Reproduce each line of these entries word for word.

>> START TASK MATERIAL

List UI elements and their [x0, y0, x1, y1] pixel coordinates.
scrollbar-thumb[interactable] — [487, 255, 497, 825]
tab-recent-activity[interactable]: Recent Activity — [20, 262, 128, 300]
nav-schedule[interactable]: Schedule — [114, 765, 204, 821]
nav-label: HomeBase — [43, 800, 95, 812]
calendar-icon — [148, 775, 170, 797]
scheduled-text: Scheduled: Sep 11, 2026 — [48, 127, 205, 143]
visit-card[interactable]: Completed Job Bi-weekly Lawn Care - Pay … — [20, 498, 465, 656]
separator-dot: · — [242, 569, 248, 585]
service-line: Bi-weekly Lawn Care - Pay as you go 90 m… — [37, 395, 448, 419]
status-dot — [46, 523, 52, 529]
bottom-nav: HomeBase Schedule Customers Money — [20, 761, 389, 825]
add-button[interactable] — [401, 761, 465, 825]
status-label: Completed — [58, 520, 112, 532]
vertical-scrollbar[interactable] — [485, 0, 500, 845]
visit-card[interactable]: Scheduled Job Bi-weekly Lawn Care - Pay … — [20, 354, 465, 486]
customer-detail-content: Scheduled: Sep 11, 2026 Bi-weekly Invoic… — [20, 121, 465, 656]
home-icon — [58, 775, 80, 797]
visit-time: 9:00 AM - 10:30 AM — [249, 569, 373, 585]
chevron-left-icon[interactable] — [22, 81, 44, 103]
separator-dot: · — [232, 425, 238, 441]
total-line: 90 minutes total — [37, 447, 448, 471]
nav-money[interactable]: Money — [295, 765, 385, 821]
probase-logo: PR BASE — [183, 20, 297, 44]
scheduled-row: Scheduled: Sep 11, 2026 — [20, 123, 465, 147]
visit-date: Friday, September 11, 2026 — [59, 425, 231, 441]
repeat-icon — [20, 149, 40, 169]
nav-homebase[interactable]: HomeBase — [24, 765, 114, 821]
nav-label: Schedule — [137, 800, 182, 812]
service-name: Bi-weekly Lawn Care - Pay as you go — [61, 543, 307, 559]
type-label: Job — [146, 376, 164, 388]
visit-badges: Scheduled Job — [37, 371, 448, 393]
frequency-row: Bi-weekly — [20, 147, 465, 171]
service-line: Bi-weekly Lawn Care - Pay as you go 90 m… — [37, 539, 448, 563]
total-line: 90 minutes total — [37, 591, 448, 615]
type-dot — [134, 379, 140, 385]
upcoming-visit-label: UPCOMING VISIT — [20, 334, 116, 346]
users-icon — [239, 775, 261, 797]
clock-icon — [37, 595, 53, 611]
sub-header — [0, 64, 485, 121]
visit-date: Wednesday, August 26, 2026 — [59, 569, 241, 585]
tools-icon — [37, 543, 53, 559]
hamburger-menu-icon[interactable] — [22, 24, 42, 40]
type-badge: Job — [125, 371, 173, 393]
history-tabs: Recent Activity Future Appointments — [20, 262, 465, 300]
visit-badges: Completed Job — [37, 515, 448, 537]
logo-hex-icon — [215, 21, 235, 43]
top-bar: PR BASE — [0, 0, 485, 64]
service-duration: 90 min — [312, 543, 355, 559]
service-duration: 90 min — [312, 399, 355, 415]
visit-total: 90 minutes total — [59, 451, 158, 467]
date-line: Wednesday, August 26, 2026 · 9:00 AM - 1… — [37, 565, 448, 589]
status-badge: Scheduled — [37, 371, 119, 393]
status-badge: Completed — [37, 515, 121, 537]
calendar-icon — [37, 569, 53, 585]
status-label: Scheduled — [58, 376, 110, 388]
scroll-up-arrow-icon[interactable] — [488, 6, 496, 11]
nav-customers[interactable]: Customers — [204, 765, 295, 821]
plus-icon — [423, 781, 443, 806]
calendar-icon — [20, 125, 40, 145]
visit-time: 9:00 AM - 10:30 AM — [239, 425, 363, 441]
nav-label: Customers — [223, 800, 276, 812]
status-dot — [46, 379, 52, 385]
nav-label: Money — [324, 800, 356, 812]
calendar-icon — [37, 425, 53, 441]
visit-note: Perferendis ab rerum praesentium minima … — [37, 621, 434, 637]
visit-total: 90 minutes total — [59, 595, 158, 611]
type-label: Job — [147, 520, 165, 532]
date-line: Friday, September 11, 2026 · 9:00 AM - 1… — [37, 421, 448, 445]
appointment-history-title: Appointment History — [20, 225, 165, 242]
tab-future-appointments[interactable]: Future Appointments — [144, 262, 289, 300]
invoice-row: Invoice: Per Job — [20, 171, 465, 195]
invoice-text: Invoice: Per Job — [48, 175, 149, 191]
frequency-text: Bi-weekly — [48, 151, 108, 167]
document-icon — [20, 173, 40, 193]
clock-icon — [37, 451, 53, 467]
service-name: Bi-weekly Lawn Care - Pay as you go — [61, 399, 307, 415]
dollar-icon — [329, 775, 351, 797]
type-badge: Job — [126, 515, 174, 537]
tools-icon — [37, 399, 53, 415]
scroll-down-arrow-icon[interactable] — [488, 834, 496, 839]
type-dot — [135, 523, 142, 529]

>> END TASK MATERIAL

▶ RESULT
List UI elements and their [x0, y0, x1, y1] pixel coordinates.
scrollbar-thumb[interactable] — [487, 255, 497, 825]
tab-recent-activity[interactable]: Recent Activity — [20, 262, 128, 300]
nav-schedule[interactable]: Schedule — [114, 765, 204, 821]
nav-label: HomeBase — [43, 800, 95, 812]
calendar-icon — [148, 775, 170, 797]
scheduled-text: Scheduled: Sep 11, 2026 — [48, 127, 205, 143]
visit-card[interactable]: Completed Job Bi-weekly Lawn Care - Pay … — [20, 498, 465, 656]
separator-dot: · — [242, 569, 248, 585]
service-line: Bi-weekly Lawn Care - Pay as you go 90 m… — [37, 395, 448, 419]
status-dot — [46, 523, 52, 529]
bottom-nav: HomeBase Schedule Customers Money — [20, 761, 389, 825]
add-button[interactable] — [401, 761, 465, 825]
status-label: Completed — [58, 520, 112, 532]
vertical-scrollbar[interactable] — [485, 0, 500, 845]
visit-card[interactable]: Scheduled Job Bi-weekly Lawn Care - Pay … — [20, 354, 465, 486]
customer-detail-content: Scheduled: Sep 11, 2026 Bi-weekly Invoic… — [20, 121, 465, 656]
home-icon — [58, 775, 80, 797]
visit-time: 9:00 AM - 10:30 AM — [249, 569, 373, 585]
chevron-left-icon[interactable] — [22, 81, 44, 103]
separator-dot: · — [232, 425, 238, 441]
total-line: 90 minutes total — [37, 447, 448, 471]
nav-money[interactable]: Money — [295, 765, 385, 821]
probase-logo: PR BASE — [183, 20, 297, 44]
scheduled-row: Scheduled: Sep 11, 2026 — [20, 123, 465, 147]
visit-date: Friday, September 11, 2026 — [59, 425, 231, 441]
repeat-icon — [20, 149, 40, 169]
nav-homebase[interactable]: HomeBase — [24, 765, 114, 821]
nav-label: Schedule — [137, 800, 182, 812]
service-name: Bi-weekly Lawn Care - Pay as you go — [61, 543, 307, 559]
type-label: Job — [146, 376, 164, 388]
visit-badges: Scheduled Job — [37, 371, 448, 393]
frequency-row: Bi-weekly — [20, 147, 465, 171]
service-line: Bi-weekly Lawn Care - Pay as you go 90 m… — [37, 539, 448, 563]
total-line: 90 minutes total — [37, 591, 448, 615]
type-dot — [134, 379, 140, 385]
upcoming-visit-label: UPCOMING VISIT — [20, 334, 116, 346]
users-icon — [239, 775, 261, 797]
clock-icon — [37, 595, 53, 611]
sub-header — [0, 64, 485, 121]
visit-date: Wednesday, August 26, 2026 — [59, 569, 241, 585]
tools-icon — [37, 543, 53, 559]
hamburger-menu-icon[interactable] — [22, 24, 42, 40]
type-badge: Job — [125, 371, 173, 393]
history-tabs: Recent Activity Future Appointments — [20, 262, 465, 300]
visit-badges: Completed Job — [37, 515, 448, 537]
logo-hex-icon — [215, 21, 235, 43]
top-bar: PR BASE — [0, 0, 485, 64]
service-duration: 90 min — [312, 543, 355, 559]
service-duration: 90 min — [312, 399, 355, 415]
visit-total: 90 minutes total — [59, 451, 158, 467]
date-line: Wednesday, August 26, 2026 · 9:00 AM - 1… — [37, 565, 448, 589]
status-badge: Scheduled — [37, 371, 119, 393]
status-badge: Completed — [37, 515, 121, 537]
calendar-icon — [37, 569, 53, 585]
status-label: Scheduled — [58, 376, 110, 388]
scroll-up-arrow-icon[interactable] — [488, 6, 496, 11]
nav-customers[interactable]: Customers — [204, 765, 295, 821]
plus-icon — [423, 781, 443, 806]
calendar-icon — [20, 125, 40, 145]
visit-time: 9:00 AM - 10:30 AM — [239, 425, 363, 441]
nav-label: Customers — [223, 800, 276, 812]
status-dot — [46, 379, 52, 385]
nav-label: Money — [324, 800, 356, 812]
calendar-icon — [37, 425, 53, 441]
visit-note: Perferendis ab rerum praesentium minima … — [37, 621, 434, 637]
visit-total: 90 minutes total — [59, 595, 158, 611]
type-label: Job — [147, 520, 165, 532]
date-line: Friday, September 11, 2026 · 9:00 AM - 1… — [37, 421, 448, 445]
appointment-history-title: Appointment History — [20, 225, 165, 242]
tab-future-appointments[interactable]: Future Appointments — [144, 262, 289, 300]
invoice-row: Invoice: Per Job — [20, 171, 465, 195]
invoice-text: Invoice: Per Job — [48, 175, 149, 191]
frequency-text: Bi-weekly — [48, 151, 108, 167]
document-icon — [20, 173, 40, 193]
clock-icon — [37, 451, 53, 467]
service-name: Bi-weekly Lawn Care - Pay as you go — [61, 399, 307, 415]
dollar-icon — [329, 775, 351, 797]
type-badge: Job — [126, 515, 174, 537]
tools-icon — [37, 399, 53, 415]
scroll-down-arrow-icon[interactable] — [488, 834, 496, 839]
type-dot — [135, 523, 142, 529]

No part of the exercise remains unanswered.